◆ Set problem
Take the data below and repeat it exactly.

◆ Listed entries
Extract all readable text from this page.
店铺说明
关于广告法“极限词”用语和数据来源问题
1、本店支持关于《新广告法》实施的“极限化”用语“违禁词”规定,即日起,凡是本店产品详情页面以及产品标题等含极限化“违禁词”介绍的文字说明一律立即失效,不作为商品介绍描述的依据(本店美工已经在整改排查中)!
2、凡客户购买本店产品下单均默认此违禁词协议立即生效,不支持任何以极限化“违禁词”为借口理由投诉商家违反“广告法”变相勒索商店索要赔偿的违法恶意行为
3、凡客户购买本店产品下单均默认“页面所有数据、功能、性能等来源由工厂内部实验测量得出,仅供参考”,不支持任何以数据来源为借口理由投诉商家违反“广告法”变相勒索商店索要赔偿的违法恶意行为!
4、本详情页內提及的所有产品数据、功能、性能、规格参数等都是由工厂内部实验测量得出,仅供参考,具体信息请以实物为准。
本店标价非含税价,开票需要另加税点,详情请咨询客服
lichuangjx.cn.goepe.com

◆ Result of this exercise
Extract all readable text from this page.
店铺说明
关于广告法“极限词”用语和数据来源问题
1、本店支持关于《新广告法》实施的“极限化”用语“违禁词”规定,即日起,凡是本店产品详情页面以及产品标题等含极限化“违禁词”介绍的文字说明一律立即失效,不作为商品介绍描述的依据(本店美工已经在整改排查中)!
2、凡客户购买本店产品下单均默认此违禁词协议立即生效,不支持任何以极限化“违禁词”为借口理由投诉商家违反“广告法”变相勒索商店索要赔偿的违法恶意行为
3、凡客户购买本店产品下单均默认“页面所有数据、功能、性能等来源由工厂内部实验测量得出,仅供参考”,不支持任何以数据来源为借口理由投诉商家违反“广告法”变相勒索商店索要赔偿的违法恶意行为!
4、本详情页內提及的所有产品数据、功能、性能、规格参数等都是由工厂内部实验测量得出,仅供参考,具体信息请以实物为准。
本店标价非含税价,开票需要另加税点,详情请咨询客服
lichuangjx.cn.goepe.com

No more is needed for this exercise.